■ Stated exercise:
Reproduce the entries exactly.
········
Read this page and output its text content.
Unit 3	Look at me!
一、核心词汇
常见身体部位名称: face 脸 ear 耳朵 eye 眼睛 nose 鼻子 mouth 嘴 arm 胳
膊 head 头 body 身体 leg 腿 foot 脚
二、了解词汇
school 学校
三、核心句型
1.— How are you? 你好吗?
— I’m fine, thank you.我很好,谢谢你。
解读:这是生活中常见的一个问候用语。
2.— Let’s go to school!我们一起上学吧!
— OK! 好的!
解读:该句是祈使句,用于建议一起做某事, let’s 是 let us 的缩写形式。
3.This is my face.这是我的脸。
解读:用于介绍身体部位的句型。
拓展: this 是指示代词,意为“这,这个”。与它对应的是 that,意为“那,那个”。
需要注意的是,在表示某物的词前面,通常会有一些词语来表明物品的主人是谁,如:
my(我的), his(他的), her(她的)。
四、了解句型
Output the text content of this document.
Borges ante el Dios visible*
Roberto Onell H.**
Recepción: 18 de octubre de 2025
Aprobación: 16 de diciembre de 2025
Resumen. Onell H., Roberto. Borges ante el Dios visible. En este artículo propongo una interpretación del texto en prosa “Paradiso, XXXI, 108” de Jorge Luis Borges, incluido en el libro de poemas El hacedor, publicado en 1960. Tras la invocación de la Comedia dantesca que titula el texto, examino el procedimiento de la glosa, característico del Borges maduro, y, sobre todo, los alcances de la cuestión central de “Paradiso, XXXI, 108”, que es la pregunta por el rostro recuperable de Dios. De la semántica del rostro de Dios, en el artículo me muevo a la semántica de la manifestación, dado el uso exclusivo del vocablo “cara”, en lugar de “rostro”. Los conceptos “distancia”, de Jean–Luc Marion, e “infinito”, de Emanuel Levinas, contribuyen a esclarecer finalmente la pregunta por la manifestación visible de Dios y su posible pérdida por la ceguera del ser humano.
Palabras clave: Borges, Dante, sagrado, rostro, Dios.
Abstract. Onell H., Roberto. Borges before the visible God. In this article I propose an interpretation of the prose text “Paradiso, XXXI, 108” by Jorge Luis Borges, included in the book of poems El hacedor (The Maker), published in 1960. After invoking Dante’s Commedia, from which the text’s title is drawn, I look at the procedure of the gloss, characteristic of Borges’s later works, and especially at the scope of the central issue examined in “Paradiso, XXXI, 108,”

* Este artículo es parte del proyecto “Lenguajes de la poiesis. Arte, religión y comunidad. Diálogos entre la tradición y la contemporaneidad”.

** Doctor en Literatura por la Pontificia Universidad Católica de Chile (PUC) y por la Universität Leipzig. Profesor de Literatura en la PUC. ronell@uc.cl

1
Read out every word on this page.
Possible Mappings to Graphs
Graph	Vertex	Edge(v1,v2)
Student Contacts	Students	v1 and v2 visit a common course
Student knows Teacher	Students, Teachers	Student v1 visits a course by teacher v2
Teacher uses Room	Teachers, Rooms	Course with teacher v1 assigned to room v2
········
■ Exercise answer:
Read this page and output its text content.
Unit 3	Look at me!
一、核心词汇
常见身体部位名称: face 脸 ear 耳朵 eye 眼睛 nose 鼻子 mouth 嘴 arm 胳
膊 head 头 body 身体 leg 腿 foot 脚
二、了解词汇
school 学校
三、核心句型
1.— How are you? 你好吗?
— I’m fine, thank you.我很好,谢谢你。
解读:这是生活中常见的一个问候用语。
2.— Let’s go to school!我们一起上学吧!
— OK! 好的!
解读:该句是祈使句,用于建议一起做某事, let’s 是 let us 的缩写形式。
3.This is my face.这是我的脸。
解读:用于介绍身体部位的句型。
拓展: this 是指示代词,意为“这,这个”。与它对应的是 that,意为“那,那个”。
需要注意的是,在表示某物的词前面,通常会有一些词语来表明物品的主人是谁,如:
my(我的), his(他的), her(她的)。
四、了解句型
Output the text content of this document.
Borges ante el Dios visible*
Roberto Onell H.**
Recepción: 18 de octubre de 2025
Aprobación: 16 de diciembre de 2025
Resumen. Onell H., Roberto. Borges ante el Dios visible. En este artículo propongo una interpretación del texto en prosa “Paradiso, XXXI, 108” de Jorge Luis Borges, incluido en el libro de poemas El hacedor, publicado en 1960. Tras la invocación de la Comedia dantesca que titula el texto, examino el procedimiento de la glosa, característico del Borges maduro, y, sobre todo, los alcances de la cuestión central de “Paradiso, XXXI, 108”, que es la pregunta por el rostro recuperable de Dios. De la semántica del rostro de Dios, en el artículo me muevo a la semántica de la manifestación, dado el uso exclusivo del vocablo “cara”, en lugar de “rostro”. Los conceptos “distancia”, de Jean–Luc Marion, e “infinito”, de Emanuel Levinas, contribuyen a esclarecer finalmente la pregunta por la manifestación visible de Dios y su posible pérdida por la ceguera del ser humano.
Palabras clave: Borges, Dante, sagrado, rostro, Dios.
Abstract. Onell H., Roberto. Borges before the visible God. In this article I propose an interpretation of the prose text “Paradiso, XXXI, 108” by Jorge Luis Borges, included in the book of poems El hacedor (The Maker), published in 1960. After invoking Dante’s Commedia, from which the text’s title is drawn, I look at the procedure of the gloss, characteristic of Borges’s later works, and especially at the scope of the central issue examined in “Paradiso, XXXI, 108,”

* Este artículo es parte del proyecto “Lenguajes de la poiesis. Arte, religión y comunidad. Diálogos entre la tradición y la contemporaneidad”.

** Doctor en Literatura por la Pontificia Universidad Católica de Chile (PUC) y por la Universität Leipzig. Profesor de Literatura en la PUC. ronell@uc.cl

1
Read out every word on this page.
Possible Mappings to Graphs
Graph	Vertex	Edge(v1,v2)
Student Contacts	Students	v1 and v2 visit a common course
Student knows Teacher	Students, Teachers	Student v1 visits a course by teacher v2
Teacher uses Room	Teachers, Rooms	Course with teacher v1 assigned to room v2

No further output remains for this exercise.